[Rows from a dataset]
____
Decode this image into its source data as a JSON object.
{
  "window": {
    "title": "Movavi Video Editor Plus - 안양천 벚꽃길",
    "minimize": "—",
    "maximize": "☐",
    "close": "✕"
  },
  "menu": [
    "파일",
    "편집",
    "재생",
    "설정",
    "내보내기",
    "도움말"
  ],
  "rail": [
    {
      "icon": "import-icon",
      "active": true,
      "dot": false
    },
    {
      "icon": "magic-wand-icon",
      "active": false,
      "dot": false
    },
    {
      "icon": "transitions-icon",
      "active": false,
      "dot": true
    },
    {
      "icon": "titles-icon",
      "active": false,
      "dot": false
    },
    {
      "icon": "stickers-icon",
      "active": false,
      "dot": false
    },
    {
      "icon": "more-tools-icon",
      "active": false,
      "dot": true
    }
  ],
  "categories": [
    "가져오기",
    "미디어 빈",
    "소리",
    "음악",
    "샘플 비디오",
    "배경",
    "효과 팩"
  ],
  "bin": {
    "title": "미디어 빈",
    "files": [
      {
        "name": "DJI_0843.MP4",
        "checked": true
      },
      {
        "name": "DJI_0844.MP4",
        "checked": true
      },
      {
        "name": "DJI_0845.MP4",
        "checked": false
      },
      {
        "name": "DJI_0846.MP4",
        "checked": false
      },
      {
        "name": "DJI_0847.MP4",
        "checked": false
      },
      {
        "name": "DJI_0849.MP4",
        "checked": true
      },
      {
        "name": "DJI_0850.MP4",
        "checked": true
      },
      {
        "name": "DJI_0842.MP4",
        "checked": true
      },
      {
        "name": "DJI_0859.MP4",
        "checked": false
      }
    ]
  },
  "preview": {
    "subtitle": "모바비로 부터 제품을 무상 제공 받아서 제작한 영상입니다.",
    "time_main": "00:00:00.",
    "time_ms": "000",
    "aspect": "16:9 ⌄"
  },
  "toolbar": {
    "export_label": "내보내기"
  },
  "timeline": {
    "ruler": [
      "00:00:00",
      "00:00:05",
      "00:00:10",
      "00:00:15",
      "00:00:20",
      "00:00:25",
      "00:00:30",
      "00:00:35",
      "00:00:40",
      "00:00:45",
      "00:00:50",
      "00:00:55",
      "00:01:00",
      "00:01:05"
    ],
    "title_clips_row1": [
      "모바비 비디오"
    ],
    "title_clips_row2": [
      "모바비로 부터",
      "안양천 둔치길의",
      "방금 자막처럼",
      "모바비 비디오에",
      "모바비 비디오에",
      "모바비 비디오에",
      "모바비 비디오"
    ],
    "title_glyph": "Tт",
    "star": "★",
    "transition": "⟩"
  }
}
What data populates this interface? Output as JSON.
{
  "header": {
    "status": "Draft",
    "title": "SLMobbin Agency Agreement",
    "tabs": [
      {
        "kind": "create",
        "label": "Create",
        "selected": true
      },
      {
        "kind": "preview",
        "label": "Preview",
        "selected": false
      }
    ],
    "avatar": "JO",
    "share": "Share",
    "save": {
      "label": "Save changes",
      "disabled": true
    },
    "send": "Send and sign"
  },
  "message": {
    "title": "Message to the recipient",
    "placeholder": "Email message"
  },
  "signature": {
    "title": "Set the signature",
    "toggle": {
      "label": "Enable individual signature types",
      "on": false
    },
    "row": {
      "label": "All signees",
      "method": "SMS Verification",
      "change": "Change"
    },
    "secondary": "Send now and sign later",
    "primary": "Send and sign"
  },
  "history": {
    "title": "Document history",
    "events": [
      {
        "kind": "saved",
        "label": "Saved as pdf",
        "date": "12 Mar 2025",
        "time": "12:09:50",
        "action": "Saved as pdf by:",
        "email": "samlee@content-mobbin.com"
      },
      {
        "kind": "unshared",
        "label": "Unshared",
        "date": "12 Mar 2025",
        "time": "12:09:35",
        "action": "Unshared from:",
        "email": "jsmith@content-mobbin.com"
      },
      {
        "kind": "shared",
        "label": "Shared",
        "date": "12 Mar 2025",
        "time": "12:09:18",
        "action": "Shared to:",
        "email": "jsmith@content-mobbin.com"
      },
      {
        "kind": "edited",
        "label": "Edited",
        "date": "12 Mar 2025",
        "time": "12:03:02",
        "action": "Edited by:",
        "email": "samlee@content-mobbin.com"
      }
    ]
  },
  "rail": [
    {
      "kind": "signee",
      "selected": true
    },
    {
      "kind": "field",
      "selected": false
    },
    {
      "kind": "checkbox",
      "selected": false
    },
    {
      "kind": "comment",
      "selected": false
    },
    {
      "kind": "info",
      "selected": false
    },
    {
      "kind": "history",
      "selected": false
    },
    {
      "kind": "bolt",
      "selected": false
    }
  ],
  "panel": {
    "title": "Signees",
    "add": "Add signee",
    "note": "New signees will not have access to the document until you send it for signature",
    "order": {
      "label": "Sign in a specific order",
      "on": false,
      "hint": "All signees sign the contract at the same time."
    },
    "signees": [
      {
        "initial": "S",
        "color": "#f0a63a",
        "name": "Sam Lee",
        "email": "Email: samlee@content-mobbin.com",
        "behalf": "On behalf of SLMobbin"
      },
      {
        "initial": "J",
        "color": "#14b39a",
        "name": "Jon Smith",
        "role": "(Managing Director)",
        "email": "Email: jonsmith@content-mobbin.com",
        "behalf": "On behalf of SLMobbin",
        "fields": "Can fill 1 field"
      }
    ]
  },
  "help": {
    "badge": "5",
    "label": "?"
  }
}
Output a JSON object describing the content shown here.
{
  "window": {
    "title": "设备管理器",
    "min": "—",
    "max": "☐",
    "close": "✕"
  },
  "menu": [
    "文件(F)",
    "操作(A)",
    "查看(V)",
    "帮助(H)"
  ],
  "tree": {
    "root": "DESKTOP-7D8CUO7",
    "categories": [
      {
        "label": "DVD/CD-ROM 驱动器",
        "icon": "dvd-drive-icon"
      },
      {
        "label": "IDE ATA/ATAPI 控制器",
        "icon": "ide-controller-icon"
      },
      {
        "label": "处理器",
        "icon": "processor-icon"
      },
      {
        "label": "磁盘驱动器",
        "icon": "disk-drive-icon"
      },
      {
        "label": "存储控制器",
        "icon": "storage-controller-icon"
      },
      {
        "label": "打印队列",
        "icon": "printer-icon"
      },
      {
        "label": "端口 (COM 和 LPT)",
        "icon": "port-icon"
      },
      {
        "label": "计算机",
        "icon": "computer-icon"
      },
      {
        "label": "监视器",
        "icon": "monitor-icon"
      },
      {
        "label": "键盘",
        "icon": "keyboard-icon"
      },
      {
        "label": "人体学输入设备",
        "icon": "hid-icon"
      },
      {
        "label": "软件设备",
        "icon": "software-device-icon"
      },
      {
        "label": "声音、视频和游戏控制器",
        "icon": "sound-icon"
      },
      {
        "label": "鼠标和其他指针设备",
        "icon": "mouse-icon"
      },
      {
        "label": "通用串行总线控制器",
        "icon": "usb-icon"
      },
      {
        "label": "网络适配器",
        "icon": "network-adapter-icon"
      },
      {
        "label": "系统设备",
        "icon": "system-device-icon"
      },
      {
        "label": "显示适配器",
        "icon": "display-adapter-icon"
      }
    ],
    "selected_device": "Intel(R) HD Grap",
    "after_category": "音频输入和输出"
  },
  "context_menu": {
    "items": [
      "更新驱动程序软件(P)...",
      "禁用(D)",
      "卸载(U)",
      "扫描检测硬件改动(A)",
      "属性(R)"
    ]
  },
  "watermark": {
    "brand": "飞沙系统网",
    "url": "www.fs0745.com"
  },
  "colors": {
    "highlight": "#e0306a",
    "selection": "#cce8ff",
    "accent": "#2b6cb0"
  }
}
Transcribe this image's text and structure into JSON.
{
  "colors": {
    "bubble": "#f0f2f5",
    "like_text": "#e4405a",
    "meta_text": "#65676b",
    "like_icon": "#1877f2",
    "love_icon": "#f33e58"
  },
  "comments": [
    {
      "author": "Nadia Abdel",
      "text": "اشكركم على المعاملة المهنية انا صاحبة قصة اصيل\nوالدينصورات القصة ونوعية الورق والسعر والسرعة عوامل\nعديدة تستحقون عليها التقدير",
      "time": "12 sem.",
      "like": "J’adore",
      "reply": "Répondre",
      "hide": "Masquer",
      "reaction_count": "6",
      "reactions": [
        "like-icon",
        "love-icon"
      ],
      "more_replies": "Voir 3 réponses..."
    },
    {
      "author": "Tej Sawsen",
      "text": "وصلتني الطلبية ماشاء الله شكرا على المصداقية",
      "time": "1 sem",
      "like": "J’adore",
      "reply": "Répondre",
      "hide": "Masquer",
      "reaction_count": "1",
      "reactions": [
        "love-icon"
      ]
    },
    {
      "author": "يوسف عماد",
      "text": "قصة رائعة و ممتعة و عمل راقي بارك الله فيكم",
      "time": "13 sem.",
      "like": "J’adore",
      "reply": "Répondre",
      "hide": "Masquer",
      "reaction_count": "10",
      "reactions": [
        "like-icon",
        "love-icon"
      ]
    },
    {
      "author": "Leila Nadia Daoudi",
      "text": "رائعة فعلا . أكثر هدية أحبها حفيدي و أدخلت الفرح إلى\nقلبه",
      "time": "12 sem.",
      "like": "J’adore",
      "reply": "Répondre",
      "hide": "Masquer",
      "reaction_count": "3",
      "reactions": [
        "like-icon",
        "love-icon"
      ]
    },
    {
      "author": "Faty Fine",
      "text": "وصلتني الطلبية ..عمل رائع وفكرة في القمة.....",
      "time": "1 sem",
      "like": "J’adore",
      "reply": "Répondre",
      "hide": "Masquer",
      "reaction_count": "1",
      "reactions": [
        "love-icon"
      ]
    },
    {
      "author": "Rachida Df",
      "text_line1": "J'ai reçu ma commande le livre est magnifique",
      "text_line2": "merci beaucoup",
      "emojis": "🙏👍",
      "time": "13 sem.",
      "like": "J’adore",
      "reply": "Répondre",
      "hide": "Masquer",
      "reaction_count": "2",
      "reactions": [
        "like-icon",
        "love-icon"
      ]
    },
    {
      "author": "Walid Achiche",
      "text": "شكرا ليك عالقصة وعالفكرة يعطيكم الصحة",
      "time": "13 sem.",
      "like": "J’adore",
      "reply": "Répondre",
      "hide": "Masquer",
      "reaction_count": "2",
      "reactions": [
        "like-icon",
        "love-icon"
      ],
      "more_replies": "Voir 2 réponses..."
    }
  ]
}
____
**Short task**
Pull out each line of the listing that holds the string "الطلبية".

**Solution to this problem**
      "text": "وصلتني الطلبية ماشاء الله شكرا على المصداقية",
      "text": "وصلتني الطلبية ..عمل رائع وفكرة في القمة.....",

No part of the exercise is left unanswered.